| WHAT IS BEING ASKED |
Pick every line with "text" from the material below.

| Dataset listings of figures |
* * * * * * *

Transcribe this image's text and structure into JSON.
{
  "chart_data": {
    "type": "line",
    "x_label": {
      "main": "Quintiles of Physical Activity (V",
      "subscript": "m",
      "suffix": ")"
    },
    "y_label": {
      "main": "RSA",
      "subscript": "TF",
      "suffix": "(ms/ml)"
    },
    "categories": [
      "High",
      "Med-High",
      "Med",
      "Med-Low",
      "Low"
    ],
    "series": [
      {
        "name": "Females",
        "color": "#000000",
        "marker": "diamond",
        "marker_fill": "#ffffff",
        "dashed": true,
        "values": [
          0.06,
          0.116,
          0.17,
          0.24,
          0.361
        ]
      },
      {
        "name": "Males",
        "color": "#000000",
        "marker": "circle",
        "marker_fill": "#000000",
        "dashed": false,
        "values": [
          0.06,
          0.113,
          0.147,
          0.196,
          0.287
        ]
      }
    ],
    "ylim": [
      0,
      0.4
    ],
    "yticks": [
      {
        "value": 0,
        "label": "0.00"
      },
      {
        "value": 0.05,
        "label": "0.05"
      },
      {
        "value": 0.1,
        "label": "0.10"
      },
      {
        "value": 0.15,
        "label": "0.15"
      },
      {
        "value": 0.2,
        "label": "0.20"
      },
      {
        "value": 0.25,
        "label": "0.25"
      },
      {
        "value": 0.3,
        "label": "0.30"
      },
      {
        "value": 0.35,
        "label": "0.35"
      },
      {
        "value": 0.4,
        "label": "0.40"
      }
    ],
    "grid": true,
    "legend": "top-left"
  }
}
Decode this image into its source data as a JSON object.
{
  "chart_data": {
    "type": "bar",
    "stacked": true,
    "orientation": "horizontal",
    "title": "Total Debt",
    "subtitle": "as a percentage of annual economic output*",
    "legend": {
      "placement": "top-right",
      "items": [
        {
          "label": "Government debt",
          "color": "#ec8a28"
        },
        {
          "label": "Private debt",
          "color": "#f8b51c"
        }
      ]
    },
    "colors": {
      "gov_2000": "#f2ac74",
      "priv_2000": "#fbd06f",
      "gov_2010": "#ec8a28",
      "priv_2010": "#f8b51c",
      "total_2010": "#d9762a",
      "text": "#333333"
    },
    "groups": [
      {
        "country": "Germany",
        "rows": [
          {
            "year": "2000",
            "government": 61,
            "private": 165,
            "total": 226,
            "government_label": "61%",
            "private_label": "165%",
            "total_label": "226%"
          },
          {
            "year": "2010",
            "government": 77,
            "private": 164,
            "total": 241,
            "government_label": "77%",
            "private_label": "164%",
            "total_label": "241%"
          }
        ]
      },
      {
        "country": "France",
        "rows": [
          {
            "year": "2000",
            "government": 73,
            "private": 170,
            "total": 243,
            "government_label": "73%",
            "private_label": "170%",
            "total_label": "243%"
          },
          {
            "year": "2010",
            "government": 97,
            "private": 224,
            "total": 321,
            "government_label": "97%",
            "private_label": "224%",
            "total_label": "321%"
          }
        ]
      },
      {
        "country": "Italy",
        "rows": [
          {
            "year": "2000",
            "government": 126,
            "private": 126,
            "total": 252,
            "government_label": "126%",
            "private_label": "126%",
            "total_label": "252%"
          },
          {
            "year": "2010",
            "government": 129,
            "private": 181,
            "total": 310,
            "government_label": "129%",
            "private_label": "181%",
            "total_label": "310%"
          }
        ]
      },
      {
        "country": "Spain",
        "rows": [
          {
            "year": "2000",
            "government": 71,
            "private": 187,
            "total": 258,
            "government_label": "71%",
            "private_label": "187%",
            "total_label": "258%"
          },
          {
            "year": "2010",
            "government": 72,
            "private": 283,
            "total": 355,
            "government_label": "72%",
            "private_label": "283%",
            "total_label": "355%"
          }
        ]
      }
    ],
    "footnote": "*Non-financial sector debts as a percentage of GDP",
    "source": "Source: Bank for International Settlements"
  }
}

* * * * * * *

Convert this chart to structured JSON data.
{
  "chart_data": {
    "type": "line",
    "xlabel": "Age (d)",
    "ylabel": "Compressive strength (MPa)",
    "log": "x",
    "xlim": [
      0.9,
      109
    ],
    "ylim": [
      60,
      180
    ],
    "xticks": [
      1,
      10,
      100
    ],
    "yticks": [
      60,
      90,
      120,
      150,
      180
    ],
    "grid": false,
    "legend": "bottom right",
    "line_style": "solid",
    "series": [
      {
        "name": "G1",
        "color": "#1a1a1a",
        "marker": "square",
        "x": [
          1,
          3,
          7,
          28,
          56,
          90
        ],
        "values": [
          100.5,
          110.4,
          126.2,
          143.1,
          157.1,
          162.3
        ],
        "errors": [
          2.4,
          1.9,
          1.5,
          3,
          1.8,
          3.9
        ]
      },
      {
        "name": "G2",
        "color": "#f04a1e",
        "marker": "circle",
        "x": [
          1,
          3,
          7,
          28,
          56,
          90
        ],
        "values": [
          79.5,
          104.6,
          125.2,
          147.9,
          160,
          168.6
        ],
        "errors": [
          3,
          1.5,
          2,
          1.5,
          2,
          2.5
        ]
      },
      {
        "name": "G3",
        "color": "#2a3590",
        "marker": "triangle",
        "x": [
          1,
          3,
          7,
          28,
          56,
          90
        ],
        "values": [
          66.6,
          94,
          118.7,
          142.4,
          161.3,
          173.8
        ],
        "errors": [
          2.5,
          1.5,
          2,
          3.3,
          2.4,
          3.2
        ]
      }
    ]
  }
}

* * * * * * *

| OUTPUT |
Transcribe this image's text and structure into JSON.
      "text": "#333333"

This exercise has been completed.